The question is often asked me, how to become a juggler. There is only one way, and one rule. It applies to everything else equally well, and that is: Whatever you make up your mind to do, stick to it until it is done. I have found it works very well.
I generally practice several hours a day, particularly when I have a new trick to give. Pardon the word TRICK, as it scarcely expresses what I mean; for juggling, as you know, is distinct from conjuring. The one can be learned in a few days, at most a few months; whilst often a single act in juggling requires years of application and assiduous perseverance before it is perfect, and even then, it does not permit of a holiday. Ball juggling is the foundation of all; therefore practice diligently, and see that you keep yourself always fit and in good form, otherwise your show will be uncertain and unsuccessful. Balancing can only be acquired by finding the true center of gravity, and learning to keep it. In doing any act of this type, the eye must watch the extreme top of whatever you are performing with, otherwise you will be unable to retain the balance. Last, and most important of all - practice! practice! practice! PRACTICE!

DATASET RECORDS:
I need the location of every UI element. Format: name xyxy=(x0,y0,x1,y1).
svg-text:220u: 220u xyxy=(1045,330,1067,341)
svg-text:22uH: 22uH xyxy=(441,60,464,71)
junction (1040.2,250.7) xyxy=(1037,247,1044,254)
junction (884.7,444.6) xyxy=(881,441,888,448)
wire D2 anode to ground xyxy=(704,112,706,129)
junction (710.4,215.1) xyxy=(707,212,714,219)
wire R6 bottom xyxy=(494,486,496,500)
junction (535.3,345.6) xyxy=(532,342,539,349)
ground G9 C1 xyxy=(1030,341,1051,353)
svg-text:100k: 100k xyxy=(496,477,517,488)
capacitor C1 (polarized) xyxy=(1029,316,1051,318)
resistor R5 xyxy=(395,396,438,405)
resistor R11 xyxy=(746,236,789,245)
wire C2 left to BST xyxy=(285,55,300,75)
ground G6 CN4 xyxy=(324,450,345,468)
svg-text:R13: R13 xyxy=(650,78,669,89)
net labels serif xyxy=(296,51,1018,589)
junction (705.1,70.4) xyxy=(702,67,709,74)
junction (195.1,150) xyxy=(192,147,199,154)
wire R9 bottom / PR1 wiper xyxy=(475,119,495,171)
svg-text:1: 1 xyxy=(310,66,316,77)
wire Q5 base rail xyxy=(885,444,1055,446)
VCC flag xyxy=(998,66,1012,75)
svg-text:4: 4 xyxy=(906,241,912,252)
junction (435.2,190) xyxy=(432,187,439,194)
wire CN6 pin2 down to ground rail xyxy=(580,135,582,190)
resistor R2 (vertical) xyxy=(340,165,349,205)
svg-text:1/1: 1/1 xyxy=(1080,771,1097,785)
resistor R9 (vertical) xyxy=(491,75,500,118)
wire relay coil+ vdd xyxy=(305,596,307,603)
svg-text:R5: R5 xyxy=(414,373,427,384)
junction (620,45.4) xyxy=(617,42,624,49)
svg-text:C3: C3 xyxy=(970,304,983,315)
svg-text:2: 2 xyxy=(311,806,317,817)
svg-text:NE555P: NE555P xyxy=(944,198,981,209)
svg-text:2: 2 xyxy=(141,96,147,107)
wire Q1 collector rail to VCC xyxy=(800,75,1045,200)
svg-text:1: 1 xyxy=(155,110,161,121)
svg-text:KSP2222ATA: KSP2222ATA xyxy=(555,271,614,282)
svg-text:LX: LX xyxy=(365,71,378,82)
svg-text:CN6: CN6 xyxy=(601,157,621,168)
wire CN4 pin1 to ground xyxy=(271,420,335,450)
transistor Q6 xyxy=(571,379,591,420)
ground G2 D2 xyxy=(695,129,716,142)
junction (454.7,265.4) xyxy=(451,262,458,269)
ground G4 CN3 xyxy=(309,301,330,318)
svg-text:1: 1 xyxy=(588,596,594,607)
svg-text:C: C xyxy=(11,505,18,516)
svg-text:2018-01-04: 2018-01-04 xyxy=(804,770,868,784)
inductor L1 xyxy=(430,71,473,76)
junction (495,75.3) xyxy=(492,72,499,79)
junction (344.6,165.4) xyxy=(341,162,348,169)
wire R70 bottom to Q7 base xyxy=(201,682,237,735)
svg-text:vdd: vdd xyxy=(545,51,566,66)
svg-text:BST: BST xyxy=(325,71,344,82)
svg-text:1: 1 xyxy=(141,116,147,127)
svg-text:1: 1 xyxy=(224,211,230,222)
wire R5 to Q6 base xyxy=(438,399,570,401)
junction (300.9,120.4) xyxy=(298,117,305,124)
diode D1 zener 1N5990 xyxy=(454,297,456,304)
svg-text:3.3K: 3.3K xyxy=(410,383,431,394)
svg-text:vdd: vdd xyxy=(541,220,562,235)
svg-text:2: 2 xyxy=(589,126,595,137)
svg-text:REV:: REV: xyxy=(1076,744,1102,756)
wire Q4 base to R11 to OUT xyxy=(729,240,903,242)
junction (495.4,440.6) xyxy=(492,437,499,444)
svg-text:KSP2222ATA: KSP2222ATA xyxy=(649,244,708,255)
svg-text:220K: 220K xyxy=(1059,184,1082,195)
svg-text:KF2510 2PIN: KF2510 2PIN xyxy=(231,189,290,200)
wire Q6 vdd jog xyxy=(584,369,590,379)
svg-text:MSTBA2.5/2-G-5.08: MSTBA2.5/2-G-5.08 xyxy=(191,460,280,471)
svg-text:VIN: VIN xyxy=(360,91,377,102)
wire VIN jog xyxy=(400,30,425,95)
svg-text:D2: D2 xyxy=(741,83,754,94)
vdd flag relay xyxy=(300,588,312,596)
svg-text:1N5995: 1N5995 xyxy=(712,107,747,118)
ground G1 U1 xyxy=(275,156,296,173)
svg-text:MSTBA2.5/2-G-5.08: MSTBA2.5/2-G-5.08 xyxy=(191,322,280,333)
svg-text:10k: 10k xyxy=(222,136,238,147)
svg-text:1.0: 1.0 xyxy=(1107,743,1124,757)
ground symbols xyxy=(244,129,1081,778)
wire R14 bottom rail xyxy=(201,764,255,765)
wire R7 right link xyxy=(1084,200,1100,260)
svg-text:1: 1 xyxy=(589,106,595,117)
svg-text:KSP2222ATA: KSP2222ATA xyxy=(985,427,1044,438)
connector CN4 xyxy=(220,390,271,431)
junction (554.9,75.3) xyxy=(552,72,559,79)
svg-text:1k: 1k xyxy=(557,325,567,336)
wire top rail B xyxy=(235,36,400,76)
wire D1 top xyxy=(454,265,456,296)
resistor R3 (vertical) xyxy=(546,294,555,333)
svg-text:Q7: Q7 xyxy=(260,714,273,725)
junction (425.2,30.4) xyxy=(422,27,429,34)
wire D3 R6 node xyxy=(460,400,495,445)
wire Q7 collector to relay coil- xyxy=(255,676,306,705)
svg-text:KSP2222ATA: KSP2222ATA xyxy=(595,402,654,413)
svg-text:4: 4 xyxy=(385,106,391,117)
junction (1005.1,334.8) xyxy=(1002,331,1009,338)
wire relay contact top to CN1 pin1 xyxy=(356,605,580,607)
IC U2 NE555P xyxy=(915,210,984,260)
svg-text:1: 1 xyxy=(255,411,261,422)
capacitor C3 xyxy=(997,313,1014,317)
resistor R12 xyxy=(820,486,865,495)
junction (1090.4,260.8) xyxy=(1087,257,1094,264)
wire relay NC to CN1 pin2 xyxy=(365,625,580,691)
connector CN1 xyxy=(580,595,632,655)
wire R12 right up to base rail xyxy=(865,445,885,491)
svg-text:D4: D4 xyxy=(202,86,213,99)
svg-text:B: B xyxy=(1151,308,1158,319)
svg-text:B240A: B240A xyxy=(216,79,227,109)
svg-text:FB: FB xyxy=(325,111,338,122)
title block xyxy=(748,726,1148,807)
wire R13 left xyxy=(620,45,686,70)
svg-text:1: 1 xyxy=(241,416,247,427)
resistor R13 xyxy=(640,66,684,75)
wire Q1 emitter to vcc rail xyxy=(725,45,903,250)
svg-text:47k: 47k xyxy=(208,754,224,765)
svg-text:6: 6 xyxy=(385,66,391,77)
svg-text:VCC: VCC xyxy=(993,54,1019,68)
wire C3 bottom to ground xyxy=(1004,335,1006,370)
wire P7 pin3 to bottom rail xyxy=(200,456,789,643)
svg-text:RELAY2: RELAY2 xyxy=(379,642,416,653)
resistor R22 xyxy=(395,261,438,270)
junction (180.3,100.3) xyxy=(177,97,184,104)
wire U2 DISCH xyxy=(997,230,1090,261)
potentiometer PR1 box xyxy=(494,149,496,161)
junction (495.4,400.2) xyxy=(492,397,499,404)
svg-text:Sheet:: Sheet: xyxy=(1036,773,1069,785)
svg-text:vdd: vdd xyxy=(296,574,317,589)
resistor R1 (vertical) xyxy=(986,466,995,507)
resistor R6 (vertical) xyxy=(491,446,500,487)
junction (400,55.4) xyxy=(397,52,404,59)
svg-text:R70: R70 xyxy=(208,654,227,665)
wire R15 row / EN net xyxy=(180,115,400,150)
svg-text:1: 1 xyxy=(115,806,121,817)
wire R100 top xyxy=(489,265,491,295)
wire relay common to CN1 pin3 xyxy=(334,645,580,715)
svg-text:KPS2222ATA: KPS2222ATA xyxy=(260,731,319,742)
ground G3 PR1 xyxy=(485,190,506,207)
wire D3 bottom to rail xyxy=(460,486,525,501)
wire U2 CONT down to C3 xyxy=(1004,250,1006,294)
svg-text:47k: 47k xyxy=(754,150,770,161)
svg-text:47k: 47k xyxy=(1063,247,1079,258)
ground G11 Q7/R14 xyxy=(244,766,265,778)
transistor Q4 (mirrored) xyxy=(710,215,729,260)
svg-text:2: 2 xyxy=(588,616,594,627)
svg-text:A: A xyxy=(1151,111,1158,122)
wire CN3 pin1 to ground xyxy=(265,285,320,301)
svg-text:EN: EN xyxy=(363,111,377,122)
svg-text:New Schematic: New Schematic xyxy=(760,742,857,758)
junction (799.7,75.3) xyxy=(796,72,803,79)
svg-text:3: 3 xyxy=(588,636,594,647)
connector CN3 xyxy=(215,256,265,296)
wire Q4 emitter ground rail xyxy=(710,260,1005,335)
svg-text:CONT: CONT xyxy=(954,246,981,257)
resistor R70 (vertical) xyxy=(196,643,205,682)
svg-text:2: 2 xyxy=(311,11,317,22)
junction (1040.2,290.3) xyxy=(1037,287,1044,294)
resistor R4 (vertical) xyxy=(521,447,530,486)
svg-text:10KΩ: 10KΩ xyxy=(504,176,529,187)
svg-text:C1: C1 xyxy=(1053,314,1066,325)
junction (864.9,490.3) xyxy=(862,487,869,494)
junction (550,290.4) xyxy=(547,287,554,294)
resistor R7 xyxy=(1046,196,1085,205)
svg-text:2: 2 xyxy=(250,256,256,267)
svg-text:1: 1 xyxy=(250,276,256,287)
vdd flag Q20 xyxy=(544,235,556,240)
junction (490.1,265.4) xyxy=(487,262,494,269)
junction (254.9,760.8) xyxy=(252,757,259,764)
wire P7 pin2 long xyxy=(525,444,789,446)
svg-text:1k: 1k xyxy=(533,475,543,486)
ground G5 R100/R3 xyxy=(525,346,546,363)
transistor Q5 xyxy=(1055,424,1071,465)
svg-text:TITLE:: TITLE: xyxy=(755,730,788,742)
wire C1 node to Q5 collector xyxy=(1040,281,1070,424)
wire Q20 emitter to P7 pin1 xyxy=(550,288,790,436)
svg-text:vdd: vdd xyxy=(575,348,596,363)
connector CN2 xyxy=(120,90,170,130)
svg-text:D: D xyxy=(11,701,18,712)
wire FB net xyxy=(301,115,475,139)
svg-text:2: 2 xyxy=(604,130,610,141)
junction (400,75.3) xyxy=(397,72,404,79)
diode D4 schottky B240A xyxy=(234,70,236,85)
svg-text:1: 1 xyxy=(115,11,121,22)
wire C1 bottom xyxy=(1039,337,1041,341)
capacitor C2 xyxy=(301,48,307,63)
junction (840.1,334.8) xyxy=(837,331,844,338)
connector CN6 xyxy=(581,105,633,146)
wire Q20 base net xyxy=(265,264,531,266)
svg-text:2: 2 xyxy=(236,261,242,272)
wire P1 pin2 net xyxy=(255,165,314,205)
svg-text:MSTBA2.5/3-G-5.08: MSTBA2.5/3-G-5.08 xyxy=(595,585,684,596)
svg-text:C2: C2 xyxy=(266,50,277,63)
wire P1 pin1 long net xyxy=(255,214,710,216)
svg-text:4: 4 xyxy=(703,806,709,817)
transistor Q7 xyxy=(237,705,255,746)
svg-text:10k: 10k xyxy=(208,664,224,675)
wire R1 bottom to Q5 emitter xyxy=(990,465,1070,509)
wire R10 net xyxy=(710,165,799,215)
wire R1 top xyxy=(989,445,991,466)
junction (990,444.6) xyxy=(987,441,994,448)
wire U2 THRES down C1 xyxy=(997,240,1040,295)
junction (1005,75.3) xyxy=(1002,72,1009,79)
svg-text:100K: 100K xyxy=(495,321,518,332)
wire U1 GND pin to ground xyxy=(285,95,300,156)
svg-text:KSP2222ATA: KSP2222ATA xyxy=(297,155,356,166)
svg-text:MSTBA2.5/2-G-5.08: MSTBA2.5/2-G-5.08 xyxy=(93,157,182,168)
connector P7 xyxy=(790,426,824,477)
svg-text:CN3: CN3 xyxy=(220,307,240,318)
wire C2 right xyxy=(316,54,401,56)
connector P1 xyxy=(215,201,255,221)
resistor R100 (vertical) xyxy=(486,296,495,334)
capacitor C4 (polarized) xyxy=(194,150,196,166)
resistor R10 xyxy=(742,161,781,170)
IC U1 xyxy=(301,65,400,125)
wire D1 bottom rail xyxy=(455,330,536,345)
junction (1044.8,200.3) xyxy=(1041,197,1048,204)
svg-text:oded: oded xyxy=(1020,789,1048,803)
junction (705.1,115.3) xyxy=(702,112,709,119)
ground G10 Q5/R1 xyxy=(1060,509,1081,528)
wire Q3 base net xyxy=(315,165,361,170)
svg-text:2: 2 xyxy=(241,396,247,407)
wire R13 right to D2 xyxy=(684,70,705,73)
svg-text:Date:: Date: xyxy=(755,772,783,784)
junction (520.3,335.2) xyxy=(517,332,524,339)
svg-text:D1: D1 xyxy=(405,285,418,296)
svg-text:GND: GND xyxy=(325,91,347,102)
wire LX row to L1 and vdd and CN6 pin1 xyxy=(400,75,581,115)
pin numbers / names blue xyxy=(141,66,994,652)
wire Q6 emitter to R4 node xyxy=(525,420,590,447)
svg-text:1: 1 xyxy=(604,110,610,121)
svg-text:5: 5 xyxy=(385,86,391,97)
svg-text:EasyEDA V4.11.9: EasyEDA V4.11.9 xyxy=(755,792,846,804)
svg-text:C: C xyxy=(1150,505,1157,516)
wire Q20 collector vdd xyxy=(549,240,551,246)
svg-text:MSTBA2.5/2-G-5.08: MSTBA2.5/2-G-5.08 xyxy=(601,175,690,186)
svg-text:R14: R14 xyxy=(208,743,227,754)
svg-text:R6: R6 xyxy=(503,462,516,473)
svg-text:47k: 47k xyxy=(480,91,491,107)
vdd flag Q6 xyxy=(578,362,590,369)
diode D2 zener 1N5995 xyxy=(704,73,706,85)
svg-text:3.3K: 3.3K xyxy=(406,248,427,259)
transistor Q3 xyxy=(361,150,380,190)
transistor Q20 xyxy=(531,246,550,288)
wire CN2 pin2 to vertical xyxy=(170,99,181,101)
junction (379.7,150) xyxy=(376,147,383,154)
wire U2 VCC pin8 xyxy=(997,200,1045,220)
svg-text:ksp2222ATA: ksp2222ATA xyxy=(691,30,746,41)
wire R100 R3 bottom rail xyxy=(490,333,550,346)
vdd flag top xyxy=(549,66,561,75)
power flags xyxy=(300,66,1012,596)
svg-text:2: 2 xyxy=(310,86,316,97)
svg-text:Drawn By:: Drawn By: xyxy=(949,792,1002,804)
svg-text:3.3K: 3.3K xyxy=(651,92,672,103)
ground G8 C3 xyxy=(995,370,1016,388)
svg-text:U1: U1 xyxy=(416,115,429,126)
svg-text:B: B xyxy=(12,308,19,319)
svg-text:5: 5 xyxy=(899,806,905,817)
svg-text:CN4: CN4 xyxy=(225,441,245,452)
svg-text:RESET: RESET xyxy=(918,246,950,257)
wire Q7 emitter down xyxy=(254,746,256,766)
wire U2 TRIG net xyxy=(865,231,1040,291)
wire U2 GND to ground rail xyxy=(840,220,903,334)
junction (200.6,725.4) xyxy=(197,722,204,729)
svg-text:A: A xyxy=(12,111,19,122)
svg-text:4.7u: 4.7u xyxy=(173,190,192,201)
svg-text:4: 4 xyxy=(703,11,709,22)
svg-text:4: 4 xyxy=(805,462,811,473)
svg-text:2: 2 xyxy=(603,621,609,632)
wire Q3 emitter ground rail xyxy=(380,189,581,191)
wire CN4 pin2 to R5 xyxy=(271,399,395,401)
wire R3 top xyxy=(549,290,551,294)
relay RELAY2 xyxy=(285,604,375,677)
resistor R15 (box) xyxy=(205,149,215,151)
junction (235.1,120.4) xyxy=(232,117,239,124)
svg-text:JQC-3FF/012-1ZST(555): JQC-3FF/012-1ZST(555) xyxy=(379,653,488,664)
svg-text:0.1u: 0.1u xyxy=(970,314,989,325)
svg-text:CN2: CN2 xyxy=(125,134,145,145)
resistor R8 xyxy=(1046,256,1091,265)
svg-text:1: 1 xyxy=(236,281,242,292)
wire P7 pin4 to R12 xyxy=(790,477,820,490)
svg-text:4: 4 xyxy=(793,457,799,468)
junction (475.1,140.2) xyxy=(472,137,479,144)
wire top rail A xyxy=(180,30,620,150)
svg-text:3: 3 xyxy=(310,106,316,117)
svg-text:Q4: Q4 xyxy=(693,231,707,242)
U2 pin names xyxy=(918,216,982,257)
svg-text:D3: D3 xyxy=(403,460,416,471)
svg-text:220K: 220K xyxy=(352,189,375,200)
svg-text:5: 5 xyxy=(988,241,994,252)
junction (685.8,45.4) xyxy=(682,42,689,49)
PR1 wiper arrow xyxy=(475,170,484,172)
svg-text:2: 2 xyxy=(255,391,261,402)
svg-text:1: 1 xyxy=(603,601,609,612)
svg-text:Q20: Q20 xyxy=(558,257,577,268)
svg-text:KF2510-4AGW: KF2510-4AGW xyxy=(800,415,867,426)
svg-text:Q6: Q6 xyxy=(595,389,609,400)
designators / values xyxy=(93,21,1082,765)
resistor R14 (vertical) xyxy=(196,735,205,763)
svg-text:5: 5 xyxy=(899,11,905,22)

STATED GOAL 1: Write out the passage on juggling word for word, everything from "The question is" down to "works very well.".
STATED GOAL 2: Give again, unchanged, everything from the first of the rows above down to the row containing "junction (495,75.3) xyxy=(492,72,499,79)", with that row included.

FINISHED ANSWER 1:
The question is often asked me, how to become a juggler. There is only one way, and one rule. It applies to everything else equally well, and that is: Whatever you make up your mind to do, stick to it until it is done. I have found it works very well.

FINISHED ANSWER 2:
I need the location of every UI element. Format: name xyxy=(x0,y0,x1,y1).
svg-text:220u: 220u xyxy=(1045,330,1067,341)
svg-text:22uH: 22uH xyxy=(441,60,464,71)
junction (1040.2,250.7) xyxy=(1037,247,1044,254)
junction (884.7,444.6) xyxy=(881,441,888,448)
wire D2 anode to ground xyxy=(704,112,706,129)
junction (710.4,215.1) xyxy=(707,212,714,219)
wire R6 bottom xyxy=(494,486,496,500)
junction (535.3,345.6) xyxy=(532,342,539,349)
ground G9 C1 xyxy=(1030,341,1051,353)
svg-text:100k: 100k xyxy=(496,477,517,488)
capacitor C1 (polarized) xyxy=(1029,316,1051,318)
resistor R5 xyxy=(395,396,438,405)
resistor R11 xyxy=(746,236,789,245)
wire C2 left to BST xyxy=(285,55,300,75)
ground G6 CN4 xyxy=(324,450,345,468)
svg-text:R13: R13 xyxy=(650,78,669,89)
net labels serif xyxy=(296,51,1018,589)
junction (705.1,70.4) xyxy=(702,67,709,74)
junction (195.1,150) xyxy=(192,147,199,154)
wire R9 bottom / PR1 wiper xyxy=(475,119,495,171)
svg-text:1: 1 xyxy=(310,66,316,77)
wire Q5 base rail xyxy=(885,444,1055,446)
VCC flag xyxy=(998,66,1012,75)
svg-text:4: 4 xyxy=(906,241,912,252)
junction (435.2,190) xyxy=(432,187,439,194)
wire CN6 pin2 down to ground rail xyxy=(580,135,582,190)
resistor R2 (vertical) xyxy=(340,165,349,205)
svg-text:1/1: 1/1 xyxy=(1080,771,1097,785)
resistor R9 (vertical) xyxy=(491,75,500,118)
wire relay coil+ vdd xyxy=(305,596,307,603)
svg-text:R5: R5 xyxy=(414,373,427,384)
junction (620,45.4) xyxy=(617,42,624,49)
svg-text:C3: C3 xyxy=(970,304,983,315)
svg-text:2: 2 xyxy=(311,806,317,817)
svg-text:NE555P: NE555P xyxy=(944,198,981,209)
svg-text:2: 2 xyxy=(141,96,147,107)
wire Q1 collector rail to VCC xyxy=(800,75,1045,200)
svg-text:1: 1 xyxy=(155,110,161,121)
svg-text:KSP2222ATA: KSP2222ATA xyxy=(555,271,614,282)
svg-text:LX: LX xyxy=(365,71,378,82)
svg-text:CN6: CN6 xyxy=(601,157,621,168)
wire CN4 pin1 to ground xyxy=(271,420,335,450)
transistor Q6 xyxy=(571,379,591,420)
ground G2 D2 xyxy=(695,129,716,142)
junction (454.7,265.4) xyxy=(451,262,458,269)
ground G4 CN3 xyxy=(309,301,330,318)
svg-text:1: 1 xyxy=(588,596,594,607)
svg-text:C: C xyxy=(11,505,18,516)
svg-text:2018-01-04: 2018-01-04 xyxy=(804,770,868,784)
inductor L1 xyxy=(430,71,473,76)
junction (495,75.3) xyxy=(492,72,499,79)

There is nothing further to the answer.